--- SOURCE RECORDS ---

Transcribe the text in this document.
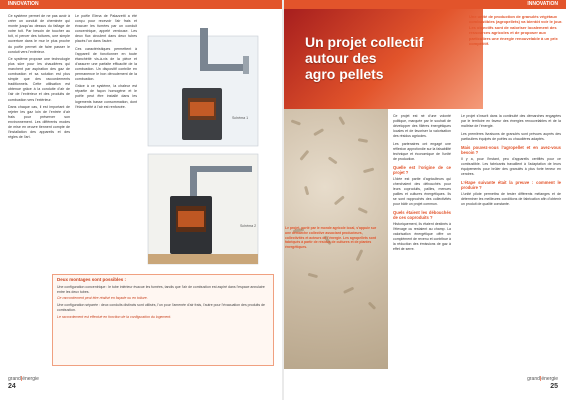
INNOVATION

Ce système permet de ne pas avoir à créer un conduit de cheminée qui monte jusqu’au dessus du faîtage de votre toit. Par besoin de toucher au toit, ni percer des toitures, une simple ouverture dans le mur le plus proche du poêle permet de faire passer le conduit vers l’extérieur.

Ce système propose une technologie plus sûre pour les chaudières qui marchent par aspiration des gaz de combustion et sa solution est plus simple que des raccordements traditionnels. Cette utilisation est obtenue grâce à la conduite d’air de l’air de l’extérieur et des produits de combustion vers l’extérieur.

Dans chaque cas, il est important de rejeter les gaz loin de l’entrée d’air frais pour préserver son environnement. Les différents modes de mise en œuvre tiennent compte de l’installation des appareils et des règles de l’art.

Le poêle Elena de Palazzetti a été conçu pour recevoir l’air frais et évacuer les fumées par un conduit concentrique, appelé ventouse. Les deux flux circulent dans deux tubes placés l’un dans l’autre.

Ces caractéristiques permettent à l’appareil de fonctionner en toute étanchéité vis-à-vis de la pièce et d’assurer une parfaite efficacité de la combustion. Un dispositif contrôle en permanence le bon déroulement de la combustion.

Grâce à ce système, la chaleur est répartie de façon homogène et le poêle peut être installé dans les logements basse consommation, dont l’étanchéité à l’air est renforcée.

Schéma 1
Schéma 2
Deux montages sont possibles :

Une configuration concentrique : le tube intérieur évacue les fumées, tandis que l’air de combustion est aspiré dans l’espace annulaire entre les deux tubes.

Ce raccordement peut être réalisé en façade ou en toiture.

Une configuration séparée : deux conduits distincts sont utilisés, l’un pour l’amenée d’air frais, l’autre pour l’évacuation des produits de combustion.

Le raccordement est effectué en fonction de la configuration du logement.

grand|énergie
24
INNOVATION
Un projet collectif
autour des
agro pellets
Une unité de production de granulés végétaux combustibles (agropellets) va bientôt voir le jour. Les objectifs sont de valoriser localement des ressources agricoles et de proposer aux particuliers une énergie renouvelable à un prix compétitif.
Le projet, porté par le monde agricole local, s’appuie sur une démarche collective associant producteurs, collectivités et acteurs de l’énergie. Les agropellets sont fabriqués à partir de résidus de cultures et de plantes énergétiques.

Ce projet est né d’une volonté politique, marquée par le souhait de développer des filières énergétiques locales et de favoriser la valorisation des résidus agricoles.

Les partenaires ont engagé une réflexion approfondie sur la faisabilité technique et économique de l’unité de production.

Quelle est l’origine de ce projet ?

L’idée est partie d’agriculteurs qui cherchaient des débouchés pour leurs coproduits, pailles, menues pailles et cultures énergétiques. Ils se sont rapprochés des collectivités pour bâtir un projet commun.

Quels étaient les débouchés de ces coproduits ?

Historiquement, ils étaient destinés à l’élevage ou restaient au champ. La valorisation énergétique offre un complément de revenu et contribue à la réduction des émissions de gaz à effet de serre.

Le projet s’inscrit dans la continuité des démarches engagées par le territoire en faveur des énergies renouvelables et de la maîtrise de l’énergie.

Les premières livraisons de granulés sont prévues auprès des particuliers équipés de poêles ou chaudières adaptés.

Mais pouvez-vous l’agropellet et en avez-vous besoin ?

Il y a, pour l’instant, peu d’appareils certifiés pour ce combustible. Les fabricants travaillent à l’adaptation de leurs équipements pour brûler des granulés à plus forte teneur en cendres.

L’étape suivante était la preuve : comment le produire ?

L’unité pilote permettra de tester différents mélanges et de déterminer les meilleures conditions de fabrication afin d’obtenir un produit de qualité constante.

grand|énergie
25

---

AIM OF THE EXERCISE »
From the entries above, return each line with the word "système" in it.

ANSWER TO THE TASK »
Ce système permet de ne pas avoir à créer un conduit de cheminée qui monte jusqu’au dessus du faîtage de votre toit. Par besoin de toucher au toit, ni percer des toitures, une simple ouverture dans le mur le plus proche du poêle permet de faire passer le conduit vers l’extérieur.
Ce système propose une technologie plus sûre pour les chaudières qui marchent par aspiration des gaz de combustion et sa solution est plus simple que des raccordements traditionnels. Cette utilisation est obtenue grâce à la conduite d’air de l’air de l’extérieur et des produits de combustion vers l’extérieur.
Grâce à ce système, la chaleur est répartie de façon homogène et le poêle peut être installé dans les logements basse consommation, dont l’étanchéité à l’air est renforcée.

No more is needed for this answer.